**Record extracts**:
--------------------
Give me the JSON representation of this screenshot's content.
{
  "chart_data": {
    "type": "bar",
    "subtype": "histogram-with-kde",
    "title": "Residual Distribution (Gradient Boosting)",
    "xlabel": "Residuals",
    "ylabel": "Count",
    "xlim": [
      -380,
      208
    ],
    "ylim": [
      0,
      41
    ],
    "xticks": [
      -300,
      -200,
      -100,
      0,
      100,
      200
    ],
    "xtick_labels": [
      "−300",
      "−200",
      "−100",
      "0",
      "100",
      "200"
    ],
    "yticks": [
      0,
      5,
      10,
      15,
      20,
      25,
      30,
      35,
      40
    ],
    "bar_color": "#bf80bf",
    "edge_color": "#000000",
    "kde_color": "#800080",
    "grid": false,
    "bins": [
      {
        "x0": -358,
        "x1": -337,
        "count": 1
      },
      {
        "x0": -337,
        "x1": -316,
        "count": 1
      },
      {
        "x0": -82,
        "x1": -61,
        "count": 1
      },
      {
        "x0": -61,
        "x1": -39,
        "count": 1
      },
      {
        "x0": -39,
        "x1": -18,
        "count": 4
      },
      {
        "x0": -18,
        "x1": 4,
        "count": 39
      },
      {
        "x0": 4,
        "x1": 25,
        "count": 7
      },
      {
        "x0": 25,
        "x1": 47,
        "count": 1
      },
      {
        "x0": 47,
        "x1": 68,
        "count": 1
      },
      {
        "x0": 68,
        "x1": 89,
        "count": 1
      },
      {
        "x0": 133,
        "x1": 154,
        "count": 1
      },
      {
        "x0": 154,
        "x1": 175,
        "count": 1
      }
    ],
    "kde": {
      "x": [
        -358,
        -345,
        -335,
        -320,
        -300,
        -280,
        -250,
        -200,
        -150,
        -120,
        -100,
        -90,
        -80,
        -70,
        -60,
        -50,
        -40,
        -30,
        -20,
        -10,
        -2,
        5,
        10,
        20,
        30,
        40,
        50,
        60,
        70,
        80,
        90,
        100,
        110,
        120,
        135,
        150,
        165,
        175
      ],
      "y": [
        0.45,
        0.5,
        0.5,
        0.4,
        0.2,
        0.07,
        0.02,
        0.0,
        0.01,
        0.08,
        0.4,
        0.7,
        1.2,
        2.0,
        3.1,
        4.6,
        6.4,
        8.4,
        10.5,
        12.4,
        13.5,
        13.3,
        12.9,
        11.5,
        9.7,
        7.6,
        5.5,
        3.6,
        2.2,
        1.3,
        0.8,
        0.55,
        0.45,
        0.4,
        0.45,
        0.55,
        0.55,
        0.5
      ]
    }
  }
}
--------------------
**Task requirements**:
Each line of the listing should be echoed back exactly.

**Exercise answer**:
Give me the JSON representation of this screenshot's content.
{
  "chart_data": {
    "type": "bar",
    "subtype": "histogram-with-kde",
    "title": "Residual Distribution (Gradient Boosting)",
    "xlabel": "Residuals",
    "ylabel": "Count",
    "xlim": [
      -380,
      208
    ],
    "ylim": [
      0,
      41
    ],
    "xticks": [
      -300,
      -200,
      -100,
      0,
      100,
      200
    ],
    "xtick_labels": [
      "−300",
      "−200",
      "−100",
      "0",
      "100",
      "200"
    ],
    "yticks": [
      0,
      5,
      10,
      15,
      20,
      25,
      30,
      35,
      40
    ],
    "bar_color": "#bf80bf",
    "edge_color": "#000000",
    "kde_color": "#800080",
    "grid": false,
    "bins": [
      {
        "x0": -358,
        "x1": -337,
        "count": 1
      },
      {
        "x0": -337,
        "x1": -316,
        "count": 1
      },
      {
        "x0": -82,
        "x1": -61,
        "count": 1
      },
      {
        "x0": -61,
        "x1": -39,
        "count": 1
      },
      {
        "x0": -39,
        "x1": -18,
        "count": 4
      },
      {
        "x0": -18,
        "x1": 4,
        "count": 39
      },
      {
        "x0": 4,
        "x1": 25,
        "count": 7
      },
      {
        "x0": 25,
        "x1": 47,
        "count": 1
      },
      {
        "x0": 47,
        "x1": 68,
        "count": 1
      },
      {
        "x0": 68,
        "x1": 89,
        "count": 1
      },
      {
        "x0": 133,
        "x1": 154,
        "count": 1
      },
      {
        "x0": 154,
        "x1": 175,
        "count": 1
      }
    ],
    "kde": {
      "x": [
        -358,
        -345,
        -335,
        -320,
        -300,
        -280,
        -250,
        -200,
        -150,
        -120,
        -100,
        -90,
        -80,
        -70,
        -60,
        -50,
        -40,
        -30,
        -20,
        -10,
        -2,
        5,
        10,
        20,
        30,
        40,
        50,
        60,
        70,
        80,
        90,
        100,
        110,
        120,
        135,
        150,
        165,
        175
      ],
      "y": [
        0.45,
        0.5,
        0.5,
        0.4,
        0.2,
        0.07,
        0.02,
        0.0,
        0.01,
        0.08,
        0.4,
        0.7,
        1.2,
        2.0,
        3.1,
        4.6,
        6.4,
        8.4,
        10.5,
        12.4,
        13.5,
        13.3,
        12.9,
        11.5,
        9.7,
        7.6,
        5.5,
        3.6,
        2.2,
        1.3,
        0.8,
        0.55,
        0.45,
        0.4,
        0.45,
        0.55,
        0.55,
        0.5
      ]
    }
  }
}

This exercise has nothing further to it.